--- Data for this exercise ---

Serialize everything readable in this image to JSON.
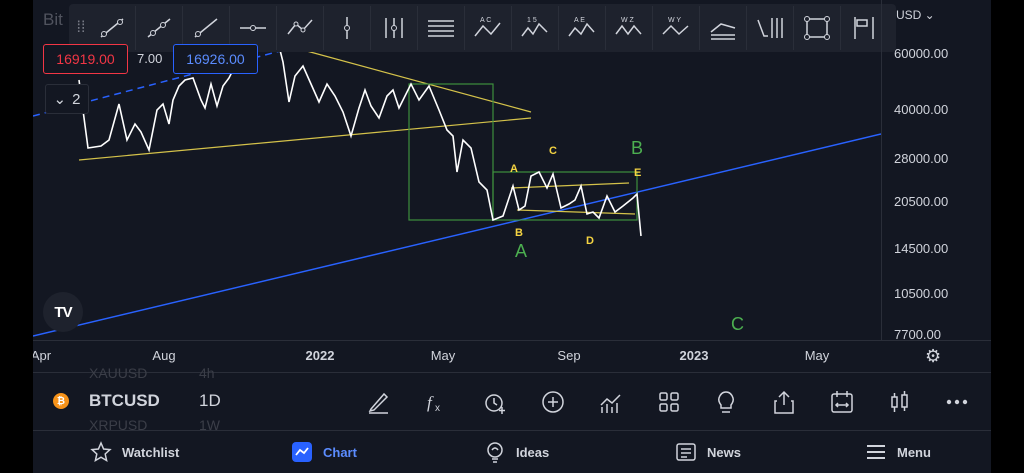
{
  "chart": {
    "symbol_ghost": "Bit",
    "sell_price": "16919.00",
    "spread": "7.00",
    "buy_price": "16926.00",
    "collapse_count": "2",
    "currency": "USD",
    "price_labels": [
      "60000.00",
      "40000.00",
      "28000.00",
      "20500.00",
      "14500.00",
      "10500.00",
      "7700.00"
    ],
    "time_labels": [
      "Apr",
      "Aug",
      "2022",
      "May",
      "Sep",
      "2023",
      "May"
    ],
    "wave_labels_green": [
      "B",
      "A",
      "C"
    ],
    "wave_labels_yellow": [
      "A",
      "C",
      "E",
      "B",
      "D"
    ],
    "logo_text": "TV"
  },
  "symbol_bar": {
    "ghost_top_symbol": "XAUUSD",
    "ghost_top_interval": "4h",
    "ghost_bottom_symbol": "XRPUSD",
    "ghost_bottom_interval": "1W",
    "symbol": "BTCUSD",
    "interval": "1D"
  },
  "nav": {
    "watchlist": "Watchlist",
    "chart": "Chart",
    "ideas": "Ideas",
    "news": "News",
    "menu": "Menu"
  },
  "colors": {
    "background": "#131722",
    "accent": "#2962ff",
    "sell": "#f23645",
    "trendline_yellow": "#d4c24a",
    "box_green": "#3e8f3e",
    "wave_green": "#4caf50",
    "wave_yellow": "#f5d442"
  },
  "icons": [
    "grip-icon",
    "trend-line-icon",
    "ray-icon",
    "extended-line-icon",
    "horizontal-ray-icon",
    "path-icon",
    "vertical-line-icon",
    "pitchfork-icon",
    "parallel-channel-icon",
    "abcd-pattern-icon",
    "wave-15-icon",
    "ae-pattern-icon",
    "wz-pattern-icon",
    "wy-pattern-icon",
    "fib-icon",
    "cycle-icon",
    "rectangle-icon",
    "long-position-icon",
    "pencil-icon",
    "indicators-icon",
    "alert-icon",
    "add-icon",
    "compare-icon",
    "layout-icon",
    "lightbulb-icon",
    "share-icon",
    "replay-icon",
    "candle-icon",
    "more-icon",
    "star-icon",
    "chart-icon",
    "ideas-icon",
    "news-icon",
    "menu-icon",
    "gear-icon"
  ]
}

---

What is required
Work out the count of lines containing the word "pattern", then write only that count.

The answer
4